DESCRIPTION OF THE TASK: Present each line of the entries below that holds the word "ساعت".

MATERIALS PROVIDED:
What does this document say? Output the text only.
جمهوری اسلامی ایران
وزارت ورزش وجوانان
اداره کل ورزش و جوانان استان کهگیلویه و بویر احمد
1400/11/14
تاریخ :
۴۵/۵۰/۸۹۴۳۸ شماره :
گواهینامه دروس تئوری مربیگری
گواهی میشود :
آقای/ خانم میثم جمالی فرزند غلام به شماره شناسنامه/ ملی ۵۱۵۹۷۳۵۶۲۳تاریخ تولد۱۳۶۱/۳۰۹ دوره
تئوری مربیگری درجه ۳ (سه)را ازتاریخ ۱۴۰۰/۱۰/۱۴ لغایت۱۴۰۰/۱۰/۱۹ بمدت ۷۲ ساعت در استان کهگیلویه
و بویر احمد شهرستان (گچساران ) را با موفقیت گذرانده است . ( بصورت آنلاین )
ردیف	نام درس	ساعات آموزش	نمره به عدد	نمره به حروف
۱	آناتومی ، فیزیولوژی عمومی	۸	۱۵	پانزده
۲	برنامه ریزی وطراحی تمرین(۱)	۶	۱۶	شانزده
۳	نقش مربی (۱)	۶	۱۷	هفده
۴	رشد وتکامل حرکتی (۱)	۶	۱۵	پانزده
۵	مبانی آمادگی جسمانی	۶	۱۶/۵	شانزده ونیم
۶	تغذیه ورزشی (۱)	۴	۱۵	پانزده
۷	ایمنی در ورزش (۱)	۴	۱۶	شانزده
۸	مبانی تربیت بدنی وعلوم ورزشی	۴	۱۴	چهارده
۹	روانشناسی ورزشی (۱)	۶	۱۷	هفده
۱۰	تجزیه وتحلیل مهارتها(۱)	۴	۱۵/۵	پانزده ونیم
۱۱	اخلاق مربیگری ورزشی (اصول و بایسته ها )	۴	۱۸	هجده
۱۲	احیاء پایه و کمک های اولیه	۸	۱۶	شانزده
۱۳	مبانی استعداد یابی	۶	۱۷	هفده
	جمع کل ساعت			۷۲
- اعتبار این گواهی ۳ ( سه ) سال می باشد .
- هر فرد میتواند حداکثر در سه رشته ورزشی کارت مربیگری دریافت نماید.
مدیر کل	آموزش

CORRECT ANSWER:
تئوری مربیگری درجه ۳ (سه)را ازتاریخ ۱۴۰۰/۱۰/۱۴ لغایت۱۴۰۰/۱۰/۱۹ بمدت ۷۲ ساعت در استان کهگیلویه
	جمع کل ساعت			۷۲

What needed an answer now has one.